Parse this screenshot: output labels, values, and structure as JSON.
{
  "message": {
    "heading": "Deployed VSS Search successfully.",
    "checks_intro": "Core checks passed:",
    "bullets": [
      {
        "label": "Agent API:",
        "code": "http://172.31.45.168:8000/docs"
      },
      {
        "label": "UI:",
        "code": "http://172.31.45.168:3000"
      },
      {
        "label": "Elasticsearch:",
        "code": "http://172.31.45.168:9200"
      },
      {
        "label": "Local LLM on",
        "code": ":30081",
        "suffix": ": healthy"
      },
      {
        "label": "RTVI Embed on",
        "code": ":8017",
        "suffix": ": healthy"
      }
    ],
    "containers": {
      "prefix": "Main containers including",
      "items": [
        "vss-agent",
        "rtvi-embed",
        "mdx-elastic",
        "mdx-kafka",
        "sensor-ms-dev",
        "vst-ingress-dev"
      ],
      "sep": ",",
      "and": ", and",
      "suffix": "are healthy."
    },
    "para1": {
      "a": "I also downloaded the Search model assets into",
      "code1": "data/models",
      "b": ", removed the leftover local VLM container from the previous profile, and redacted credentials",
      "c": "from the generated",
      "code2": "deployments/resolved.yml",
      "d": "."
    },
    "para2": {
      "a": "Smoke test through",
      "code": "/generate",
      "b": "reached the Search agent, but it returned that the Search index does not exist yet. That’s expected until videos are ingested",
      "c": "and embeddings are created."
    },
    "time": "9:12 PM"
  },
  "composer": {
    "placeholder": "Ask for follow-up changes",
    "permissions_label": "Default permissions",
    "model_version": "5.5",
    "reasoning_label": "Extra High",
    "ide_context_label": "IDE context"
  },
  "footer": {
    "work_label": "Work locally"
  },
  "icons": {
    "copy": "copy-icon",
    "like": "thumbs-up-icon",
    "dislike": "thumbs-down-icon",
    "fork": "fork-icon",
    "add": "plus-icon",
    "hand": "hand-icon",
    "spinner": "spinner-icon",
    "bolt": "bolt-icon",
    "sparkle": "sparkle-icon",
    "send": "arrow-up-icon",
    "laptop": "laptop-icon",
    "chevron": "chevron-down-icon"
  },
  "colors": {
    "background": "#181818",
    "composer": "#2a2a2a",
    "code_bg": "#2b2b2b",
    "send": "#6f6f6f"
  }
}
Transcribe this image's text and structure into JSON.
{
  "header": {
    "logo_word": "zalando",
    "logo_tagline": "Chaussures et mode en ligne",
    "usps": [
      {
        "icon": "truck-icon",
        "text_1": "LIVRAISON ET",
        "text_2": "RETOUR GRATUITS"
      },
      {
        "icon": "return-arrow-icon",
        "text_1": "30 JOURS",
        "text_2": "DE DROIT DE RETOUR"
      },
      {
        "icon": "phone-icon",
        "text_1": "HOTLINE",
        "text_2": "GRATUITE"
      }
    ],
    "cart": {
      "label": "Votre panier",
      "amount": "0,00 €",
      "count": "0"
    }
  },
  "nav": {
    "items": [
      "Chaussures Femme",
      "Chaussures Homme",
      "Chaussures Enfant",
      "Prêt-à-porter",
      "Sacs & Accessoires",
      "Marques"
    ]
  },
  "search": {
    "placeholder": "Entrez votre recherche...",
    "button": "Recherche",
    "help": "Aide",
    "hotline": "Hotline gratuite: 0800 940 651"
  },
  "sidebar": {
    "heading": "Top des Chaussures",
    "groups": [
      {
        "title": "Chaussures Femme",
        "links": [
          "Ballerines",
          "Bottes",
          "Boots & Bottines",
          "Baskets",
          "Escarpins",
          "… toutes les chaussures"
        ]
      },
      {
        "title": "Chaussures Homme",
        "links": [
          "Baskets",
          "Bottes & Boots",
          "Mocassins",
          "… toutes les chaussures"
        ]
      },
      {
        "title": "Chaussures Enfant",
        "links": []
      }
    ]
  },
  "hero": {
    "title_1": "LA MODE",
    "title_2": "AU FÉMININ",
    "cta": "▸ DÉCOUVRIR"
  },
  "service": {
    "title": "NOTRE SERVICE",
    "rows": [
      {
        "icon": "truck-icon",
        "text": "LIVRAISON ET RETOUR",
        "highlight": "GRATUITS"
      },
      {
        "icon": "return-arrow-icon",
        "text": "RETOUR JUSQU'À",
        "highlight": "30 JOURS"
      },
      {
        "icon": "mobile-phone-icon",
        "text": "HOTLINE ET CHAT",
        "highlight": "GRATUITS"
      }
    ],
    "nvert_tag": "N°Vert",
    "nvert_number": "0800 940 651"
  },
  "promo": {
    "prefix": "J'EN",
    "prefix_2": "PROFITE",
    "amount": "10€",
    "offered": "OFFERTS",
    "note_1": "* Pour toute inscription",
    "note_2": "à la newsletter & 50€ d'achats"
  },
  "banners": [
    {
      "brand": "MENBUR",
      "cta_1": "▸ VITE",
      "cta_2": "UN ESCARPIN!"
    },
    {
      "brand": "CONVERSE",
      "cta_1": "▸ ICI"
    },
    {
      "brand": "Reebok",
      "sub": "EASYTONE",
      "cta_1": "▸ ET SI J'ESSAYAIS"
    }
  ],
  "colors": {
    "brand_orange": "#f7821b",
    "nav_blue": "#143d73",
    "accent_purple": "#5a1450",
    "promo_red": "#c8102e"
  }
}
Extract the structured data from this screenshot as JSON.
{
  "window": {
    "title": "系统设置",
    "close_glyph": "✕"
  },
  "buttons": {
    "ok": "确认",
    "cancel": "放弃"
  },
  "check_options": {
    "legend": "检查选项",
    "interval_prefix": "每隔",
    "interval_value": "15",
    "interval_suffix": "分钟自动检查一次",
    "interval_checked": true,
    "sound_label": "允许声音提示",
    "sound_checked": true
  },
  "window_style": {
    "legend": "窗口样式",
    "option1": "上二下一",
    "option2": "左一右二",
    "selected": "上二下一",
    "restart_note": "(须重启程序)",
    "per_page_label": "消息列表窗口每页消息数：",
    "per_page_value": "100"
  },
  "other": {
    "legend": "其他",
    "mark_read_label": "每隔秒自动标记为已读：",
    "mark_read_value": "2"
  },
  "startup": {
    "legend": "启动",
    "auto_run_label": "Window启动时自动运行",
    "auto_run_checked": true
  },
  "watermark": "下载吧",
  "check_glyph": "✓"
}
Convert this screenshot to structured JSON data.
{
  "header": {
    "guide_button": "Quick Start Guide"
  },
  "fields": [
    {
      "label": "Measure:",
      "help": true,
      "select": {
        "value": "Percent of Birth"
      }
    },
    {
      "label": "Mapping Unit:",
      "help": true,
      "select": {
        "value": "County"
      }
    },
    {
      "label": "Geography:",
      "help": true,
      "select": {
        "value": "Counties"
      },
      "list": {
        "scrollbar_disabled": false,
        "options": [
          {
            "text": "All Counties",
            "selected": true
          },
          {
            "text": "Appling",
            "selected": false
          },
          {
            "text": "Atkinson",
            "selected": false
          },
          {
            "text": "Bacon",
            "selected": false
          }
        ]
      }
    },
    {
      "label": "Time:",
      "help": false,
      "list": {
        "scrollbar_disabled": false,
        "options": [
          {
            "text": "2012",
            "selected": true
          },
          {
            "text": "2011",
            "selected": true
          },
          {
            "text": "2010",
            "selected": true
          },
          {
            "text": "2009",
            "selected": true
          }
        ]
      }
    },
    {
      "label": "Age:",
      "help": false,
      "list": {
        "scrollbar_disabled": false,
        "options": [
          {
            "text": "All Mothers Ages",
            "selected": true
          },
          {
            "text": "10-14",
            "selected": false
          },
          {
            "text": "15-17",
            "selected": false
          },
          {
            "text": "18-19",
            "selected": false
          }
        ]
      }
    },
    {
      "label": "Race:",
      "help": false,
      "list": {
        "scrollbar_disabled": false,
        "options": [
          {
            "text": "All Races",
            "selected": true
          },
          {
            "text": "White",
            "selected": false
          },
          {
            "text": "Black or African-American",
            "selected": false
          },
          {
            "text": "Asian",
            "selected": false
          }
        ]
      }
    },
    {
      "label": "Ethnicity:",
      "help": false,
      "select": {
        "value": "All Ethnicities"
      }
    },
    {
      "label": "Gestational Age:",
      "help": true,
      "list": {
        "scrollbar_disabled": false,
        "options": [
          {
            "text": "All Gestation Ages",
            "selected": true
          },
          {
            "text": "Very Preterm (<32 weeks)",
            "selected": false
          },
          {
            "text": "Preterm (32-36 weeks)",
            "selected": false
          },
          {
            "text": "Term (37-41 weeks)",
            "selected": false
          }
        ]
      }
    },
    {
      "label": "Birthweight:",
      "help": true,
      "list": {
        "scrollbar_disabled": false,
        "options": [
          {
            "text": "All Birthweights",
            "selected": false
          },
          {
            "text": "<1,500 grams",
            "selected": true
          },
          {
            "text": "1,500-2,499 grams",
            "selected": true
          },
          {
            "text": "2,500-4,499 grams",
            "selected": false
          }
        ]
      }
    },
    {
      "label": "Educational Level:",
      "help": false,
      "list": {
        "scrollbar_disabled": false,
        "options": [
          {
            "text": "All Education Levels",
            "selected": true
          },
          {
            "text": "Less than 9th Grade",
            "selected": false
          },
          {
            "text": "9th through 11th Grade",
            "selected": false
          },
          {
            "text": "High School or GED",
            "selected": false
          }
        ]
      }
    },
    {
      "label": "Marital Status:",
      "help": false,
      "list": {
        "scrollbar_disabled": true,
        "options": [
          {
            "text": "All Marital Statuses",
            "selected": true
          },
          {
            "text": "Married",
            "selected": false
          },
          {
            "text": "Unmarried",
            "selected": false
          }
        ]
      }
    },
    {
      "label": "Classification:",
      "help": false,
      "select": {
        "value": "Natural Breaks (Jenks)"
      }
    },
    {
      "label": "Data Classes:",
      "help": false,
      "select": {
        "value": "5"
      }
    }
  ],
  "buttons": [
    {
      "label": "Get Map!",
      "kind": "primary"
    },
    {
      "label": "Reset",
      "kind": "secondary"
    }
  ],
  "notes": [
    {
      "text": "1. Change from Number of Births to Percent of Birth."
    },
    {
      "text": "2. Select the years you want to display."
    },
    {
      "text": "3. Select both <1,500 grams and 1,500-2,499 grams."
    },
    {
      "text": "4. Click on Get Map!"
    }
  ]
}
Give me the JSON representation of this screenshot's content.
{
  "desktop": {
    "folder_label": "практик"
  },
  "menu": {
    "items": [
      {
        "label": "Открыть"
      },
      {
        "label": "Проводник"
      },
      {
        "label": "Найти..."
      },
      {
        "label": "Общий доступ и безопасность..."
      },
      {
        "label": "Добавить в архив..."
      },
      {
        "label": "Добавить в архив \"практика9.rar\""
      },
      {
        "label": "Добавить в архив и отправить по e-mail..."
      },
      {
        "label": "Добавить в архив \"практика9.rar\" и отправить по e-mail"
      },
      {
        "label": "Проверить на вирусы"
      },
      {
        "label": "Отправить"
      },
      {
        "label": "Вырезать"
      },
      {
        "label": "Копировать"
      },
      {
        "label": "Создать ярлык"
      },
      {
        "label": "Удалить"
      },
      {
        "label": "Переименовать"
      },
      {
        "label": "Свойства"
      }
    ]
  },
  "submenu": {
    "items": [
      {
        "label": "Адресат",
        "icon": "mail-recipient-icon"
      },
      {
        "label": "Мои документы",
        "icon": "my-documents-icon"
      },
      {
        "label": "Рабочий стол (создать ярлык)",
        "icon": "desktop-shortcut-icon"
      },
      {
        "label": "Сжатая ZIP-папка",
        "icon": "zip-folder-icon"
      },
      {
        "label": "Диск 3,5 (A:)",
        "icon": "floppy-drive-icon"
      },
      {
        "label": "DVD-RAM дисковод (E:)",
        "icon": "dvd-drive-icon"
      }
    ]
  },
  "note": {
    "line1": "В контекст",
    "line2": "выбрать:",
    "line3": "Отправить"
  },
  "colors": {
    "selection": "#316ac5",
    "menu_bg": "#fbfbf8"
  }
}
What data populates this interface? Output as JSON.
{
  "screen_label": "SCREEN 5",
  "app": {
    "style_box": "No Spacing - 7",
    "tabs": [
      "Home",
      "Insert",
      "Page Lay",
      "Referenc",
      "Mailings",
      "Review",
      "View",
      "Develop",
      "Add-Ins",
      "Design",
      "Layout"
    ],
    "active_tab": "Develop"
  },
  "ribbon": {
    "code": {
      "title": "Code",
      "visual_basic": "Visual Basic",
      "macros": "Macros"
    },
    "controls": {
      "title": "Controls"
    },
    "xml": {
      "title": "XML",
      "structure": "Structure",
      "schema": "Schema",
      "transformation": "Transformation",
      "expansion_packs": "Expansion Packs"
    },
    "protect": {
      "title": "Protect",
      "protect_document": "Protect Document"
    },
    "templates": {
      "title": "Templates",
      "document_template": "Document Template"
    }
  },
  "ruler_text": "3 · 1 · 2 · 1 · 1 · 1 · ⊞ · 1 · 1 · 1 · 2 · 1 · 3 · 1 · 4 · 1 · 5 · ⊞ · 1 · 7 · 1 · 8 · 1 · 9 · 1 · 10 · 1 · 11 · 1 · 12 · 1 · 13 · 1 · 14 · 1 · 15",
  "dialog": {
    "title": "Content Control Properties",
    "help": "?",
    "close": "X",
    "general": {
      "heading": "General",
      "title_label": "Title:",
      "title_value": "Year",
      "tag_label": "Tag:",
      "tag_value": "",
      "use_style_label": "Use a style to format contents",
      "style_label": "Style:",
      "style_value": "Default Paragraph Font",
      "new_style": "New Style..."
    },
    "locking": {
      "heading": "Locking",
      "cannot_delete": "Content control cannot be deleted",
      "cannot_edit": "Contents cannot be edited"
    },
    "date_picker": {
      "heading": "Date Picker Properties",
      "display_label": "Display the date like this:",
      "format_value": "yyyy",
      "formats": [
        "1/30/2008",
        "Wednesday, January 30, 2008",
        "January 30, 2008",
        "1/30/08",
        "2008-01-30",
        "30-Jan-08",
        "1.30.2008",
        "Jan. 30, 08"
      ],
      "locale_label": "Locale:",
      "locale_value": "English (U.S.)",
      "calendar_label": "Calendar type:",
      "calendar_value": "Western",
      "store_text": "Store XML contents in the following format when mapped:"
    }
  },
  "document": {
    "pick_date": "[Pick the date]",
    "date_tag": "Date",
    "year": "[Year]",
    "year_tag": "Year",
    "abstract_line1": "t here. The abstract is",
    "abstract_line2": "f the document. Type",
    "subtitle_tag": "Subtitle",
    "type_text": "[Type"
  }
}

» **WHAT THE EXERCISE ASKS**: Using the listing above, pick out each line that contains the word "Default", then copy it.

» **RESULT**:
    "permissions_label": "Default permissions",
      "style_value": "Default Paragraph Font",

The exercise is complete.